'''

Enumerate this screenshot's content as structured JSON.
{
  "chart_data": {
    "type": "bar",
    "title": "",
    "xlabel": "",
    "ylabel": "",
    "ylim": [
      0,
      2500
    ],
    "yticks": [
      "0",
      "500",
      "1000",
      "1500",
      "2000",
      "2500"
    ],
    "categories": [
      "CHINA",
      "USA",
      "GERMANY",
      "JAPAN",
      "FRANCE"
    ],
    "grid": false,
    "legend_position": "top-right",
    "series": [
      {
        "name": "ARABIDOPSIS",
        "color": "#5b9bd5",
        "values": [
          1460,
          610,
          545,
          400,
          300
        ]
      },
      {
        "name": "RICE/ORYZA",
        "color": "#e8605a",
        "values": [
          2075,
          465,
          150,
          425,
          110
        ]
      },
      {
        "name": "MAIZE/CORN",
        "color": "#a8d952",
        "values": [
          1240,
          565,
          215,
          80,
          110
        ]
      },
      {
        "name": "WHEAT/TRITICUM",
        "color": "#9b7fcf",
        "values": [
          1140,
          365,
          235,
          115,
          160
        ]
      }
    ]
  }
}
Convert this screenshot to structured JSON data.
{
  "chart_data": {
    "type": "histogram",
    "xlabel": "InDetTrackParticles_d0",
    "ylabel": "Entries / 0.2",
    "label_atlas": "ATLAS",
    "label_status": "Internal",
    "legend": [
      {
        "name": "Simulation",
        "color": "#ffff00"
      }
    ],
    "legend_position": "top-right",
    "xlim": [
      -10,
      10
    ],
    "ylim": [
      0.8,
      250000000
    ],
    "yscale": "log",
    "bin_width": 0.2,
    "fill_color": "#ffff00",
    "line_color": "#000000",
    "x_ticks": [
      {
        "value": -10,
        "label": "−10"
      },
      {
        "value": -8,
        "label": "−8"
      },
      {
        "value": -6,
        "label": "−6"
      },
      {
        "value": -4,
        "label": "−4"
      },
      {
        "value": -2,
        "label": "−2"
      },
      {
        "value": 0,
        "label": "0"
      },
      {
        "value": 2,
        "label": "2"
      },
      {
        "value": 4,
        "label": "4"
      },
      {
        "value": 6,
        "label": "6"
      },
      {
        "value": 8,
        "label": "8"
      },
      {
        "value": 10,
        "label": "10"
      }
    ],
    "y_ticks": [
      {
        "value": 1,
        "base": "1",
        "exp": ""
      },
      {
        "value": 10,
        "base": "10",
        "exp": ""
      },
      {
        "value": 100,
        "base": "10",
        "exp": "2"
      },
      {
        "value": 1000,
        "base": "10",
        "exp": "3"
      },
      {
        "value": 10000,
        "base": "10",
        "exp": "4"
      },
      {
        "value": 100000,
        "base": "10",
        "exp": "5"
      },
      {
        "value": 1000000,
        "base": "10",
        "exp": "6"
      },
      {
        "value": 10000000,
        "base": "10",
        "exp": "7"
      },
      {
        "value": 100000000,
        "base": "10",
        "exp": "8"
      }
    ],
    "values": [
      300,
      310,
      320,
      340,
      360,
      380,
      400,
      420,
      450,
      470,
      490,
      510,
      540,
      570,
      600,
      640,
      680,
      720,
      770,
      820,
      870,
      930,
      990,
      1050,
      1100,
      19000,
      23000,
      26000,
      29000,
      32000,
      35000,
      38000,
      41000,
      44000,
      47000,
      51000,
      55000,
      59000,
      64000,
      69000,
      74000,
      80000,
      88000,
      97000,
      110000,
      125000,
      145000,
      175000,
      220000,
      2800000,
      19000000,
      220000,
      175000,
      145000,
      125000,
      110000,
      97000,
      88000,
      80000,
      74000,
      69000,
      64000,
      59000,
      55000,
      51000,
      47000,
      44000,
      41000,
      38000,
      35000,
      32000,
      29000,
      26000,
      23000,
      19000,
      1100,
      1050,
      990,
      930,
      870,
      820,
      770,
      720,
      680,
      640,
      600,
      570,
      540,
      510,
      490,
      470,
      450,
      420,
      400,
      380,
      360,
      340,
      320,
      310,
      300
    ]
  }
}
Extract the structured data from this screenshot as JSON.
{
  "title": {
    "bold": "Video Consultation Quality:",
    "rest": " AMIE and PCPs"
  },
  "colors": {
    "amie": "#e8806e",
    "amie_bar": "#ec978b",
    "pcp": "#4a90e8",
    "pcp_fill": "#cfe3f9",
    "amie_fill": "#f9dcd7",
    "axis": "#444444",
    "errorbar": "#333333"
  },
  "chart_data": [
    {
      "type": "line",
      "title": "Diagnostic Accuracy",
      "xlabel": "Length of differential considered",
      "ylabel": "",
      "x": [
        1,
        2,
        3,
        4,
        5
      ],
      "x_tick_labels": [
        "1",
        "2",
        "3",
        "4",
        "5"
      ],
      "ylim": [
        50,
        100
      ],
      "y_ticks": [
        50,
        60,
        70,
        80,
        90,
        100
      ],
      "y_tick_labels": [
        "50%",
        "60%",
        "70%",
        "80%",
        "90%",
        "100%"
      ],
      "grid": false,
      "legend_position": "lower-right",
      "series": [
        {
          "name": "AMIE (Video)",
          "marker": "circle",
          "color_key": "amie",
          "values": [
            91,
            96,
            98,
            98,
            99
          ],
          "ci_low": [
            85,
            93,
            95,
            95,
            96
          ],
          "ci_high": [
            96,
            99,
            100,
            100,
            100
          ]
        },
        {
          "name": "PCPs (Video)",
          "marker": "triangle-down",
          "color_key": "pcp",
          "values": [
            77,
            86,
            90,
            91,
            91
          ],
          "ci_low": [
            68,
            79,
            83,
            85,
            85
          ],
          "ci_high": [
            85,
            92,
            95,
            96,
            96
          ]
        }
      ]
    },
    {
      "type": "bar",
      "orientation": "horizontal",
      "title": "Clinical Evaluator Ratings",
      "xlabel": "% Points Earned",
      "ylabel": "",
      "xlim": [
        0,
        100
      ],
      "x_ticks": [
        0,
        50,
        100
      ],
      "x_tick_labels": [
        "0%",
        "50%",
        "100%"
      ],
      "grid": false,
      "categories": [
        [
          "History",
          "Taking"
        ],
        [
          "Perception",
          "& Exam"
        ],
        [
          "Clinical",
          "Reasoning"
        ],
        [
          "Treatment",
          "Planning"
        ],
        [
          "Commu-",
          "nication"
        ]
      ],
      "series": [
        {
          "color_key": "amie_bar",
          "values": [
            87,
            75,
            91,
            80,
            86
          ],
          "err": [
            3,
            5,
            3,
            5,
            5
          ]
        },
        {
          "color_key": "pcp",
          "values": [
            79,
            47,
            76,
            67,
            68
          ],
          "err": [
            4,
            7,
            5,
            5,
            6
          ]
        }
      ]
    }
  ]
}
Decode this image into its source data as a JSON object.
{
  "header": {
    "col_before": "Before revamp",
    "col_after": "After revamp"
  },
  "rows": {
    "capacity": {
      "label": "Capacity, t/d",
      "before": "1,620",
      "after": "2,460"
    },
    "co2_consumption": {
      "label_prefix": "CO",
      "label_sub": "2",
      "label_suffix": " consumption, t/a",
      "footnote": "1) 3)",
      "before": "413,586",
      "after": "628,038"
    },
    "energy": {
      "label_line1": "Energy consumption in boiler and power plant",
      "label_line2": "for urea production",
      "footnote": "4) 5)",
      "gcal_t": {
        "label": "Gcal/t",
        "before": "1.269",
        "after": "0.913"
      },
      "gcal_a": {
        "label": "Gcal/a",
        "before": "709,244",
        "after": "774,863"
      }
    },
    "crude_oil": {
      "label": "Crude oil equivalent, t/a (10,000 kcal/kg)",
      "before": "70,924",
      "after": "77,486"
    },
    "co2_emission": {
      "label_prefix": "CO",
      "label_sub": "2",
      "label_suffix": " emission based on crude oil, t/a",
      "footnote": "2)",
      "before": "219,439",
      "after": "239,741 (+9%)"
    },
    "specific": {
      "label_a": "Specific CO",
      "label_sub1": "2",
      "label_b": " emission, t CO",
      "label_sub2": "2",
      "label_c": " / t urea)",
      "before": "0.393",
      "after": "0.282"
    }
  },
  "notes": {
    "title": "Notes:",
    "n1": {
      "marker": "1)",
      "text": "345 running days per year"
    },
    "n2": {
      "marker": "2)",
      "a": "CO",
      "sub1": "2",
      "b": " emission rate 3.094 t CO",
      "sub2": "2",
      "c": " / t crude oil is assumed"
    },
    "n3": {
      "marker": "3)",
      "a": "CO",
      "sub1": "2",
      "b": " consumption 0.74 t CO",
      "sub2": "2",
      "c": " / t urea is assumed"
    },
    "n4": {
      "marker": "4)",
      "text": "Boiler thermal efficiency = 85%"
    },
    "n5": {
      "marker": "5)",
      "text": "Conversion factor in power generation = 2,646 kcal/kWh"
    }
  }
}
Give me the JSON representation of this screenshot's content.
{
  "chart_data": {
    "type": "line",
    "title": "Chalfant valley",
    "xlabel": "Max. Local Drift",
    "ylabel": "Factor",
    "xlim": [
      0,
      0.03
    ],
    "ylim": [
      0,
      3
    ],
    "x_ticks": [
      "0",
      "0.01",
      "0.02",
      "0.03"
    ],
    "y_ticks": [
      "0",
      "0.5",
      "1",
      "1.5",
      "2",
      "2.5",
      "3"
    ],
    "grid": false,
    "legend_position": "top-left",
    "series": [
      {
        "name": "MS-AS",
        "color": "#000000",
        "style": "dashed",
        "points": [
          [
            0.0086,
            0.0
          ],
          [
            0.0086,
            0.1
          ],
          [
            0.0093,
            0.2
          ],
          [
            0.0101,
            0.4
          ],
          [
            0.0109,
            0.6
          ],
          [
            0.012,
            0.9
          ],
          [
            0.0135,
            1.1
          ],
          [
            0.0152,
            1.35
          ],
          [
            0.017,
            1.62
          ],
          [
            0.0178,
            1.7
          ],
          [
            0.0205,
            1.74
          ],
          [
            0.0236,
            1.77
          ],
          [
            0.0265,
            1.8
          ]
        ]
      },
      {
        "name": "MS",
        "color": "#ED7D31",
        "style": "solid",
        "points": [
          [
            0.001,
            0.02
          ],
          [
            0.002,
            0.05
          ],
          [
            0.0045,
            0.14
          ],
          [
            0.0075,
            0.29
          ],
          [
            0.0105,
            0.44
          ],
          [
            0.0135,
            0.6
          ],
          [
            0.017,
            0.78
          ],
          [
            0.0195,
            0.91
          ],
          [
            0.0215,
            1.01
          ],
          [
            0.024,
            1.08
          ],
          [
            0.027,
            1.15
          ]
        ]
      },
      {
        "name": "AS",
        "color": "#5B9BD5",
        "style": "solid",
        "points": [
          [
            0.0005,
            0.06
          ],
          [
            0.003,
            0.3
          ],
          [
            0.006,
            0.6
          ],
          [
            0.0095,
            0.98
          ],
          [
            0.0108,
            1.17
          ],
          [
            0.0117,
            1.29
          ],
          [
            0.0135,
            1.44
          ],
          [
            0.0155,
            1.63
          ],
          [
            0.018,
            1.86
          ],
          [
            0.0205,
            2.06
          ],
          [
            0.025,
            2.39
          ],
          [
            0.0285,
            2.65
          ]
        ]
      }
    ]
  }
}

'''

In the entries above, find every line holding the word "urea" and copy it out.

[Reply to the exercise]
      "label_line2": "for urea production",
      "label_c": " / t urea)",
      "c": " / t urea is assumed"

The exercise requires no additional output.